* [What to do]
Extract the listing below in full, unchanged.

* [Input rows]
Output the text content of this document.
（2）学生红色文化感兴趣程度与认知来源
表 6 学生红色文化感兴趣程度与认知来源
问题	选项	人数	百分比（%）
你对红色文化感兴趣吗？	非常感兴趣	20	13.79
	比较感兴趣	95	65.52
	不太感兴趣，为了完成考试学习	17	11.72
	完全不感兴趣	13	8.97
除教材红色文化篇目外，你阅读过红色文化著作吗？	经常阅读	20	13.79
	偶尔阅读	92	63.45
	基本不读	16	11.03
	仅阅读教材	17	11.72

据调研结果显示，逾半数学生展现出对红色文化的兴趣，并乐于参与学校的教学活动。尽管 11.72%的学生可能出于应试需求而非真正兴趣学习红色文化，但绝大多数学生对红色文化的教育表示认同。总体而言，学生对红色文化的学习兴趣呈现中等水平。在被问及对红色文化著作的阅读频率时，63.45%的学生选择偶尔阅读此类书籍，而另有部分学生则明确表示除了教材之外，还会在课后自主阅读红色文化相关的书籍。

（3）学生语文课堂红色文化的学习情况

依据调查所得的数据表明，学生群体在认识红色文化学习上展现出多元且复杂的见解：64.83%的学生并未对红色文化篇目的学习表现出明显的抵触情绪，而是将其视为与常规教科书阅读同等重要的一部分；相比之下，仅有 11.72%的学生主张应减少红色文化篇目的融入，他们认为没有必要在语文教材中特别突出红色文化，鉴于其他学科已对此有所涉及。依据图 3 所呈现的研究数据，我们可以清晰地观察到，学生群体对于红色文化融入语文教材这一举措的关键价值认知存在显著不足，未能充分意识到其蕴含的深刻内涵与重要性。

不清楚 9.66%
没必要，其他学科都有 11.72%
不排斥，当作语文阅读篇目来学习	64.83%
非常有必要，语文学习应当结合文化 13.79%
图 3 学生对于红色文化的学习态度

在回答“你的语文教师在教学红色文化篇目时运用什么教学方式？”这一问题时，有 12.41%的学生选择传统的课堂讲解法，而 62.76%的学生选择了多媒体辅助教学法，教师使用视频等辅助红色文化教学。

* [Output of the task]
Output the text content of this document.
（2）学生红色文化感兴趣程度与认知来源
表 6 学生红色文化感兴趣程度与认知来源
问题	选项	人数	百分比（%）
你对红色文化感兴趣吗？	非常感兴趣	20	13.79
	比较感兴趣	95	65.52
	不太感兴趣，为了完成考试学习	17	11.72
	完全不感兴趣	13	8.97
除教材红色文化篇目外，你阅读过红色文化著作吗？	经常阅读	20	13.79
	偶尔阅读	92	63.45
	基本不读	16	11.03
	仅阅读教材	17	11.72

据调研结果显示，逾半数学生展现出对红色文化的兴趣，并乐于参与学校的教学活动。尽管 11.72%的学生可能出于应试需求而非真正兴趣学习红色文化，但绝大多数学生对红色文化的教育表示认同。总体而言，学生对红色文化的学习兴趣呈现中等水平。在被问及对红色文化著作的阅读频率时，63.45%的学生选择偶尔阅读此类书籍，而另有部分学生则明确表示除了教材之外，还会在课后自主阅读红色文化相关的书籍。

（3）学生语文课堂红色文化的学习情况

依据调查所得的数据表明，学生群体在认识红色文化学习上展现出多元且复杂的见解：64.83%的学生并未对红色文化篇目的学习表现出明显的抵触情绪，而是将其视为与常规教科书阅读同等重要的一部分；相比之下，仅有 11.72%的学生主张应减少红色文化篇目的融入，他们认为没有必要在语文教材中特别突出红色文化，鉴于其他学科已对此有所涉及。依据图 3 所呈现的研究数据，我们可以清晰地观察到，学生群体对于红色文化融入语文教材这一举措的关键价值认知存在显著不足，未能充分意识到其蕴含的深刻内涵与重要性。

不清楚 9.66%
没必要，其他学科都有 11.72%
不排斥，当作语文阅读篇目来学习	64.83%
非常有必要，语文学习应当结合文化 13.79%
图 3 学生对于红色文化的学习态度

在回答“你的语文教师在教学红色文化篇目时运用什么教学方式？”这一问题时，有 12.41%的学生选择传统的课堂讲解法，而 62.76%的学生选择了多媒体辅助教学法，教师使用视频等辅助红色文化教学。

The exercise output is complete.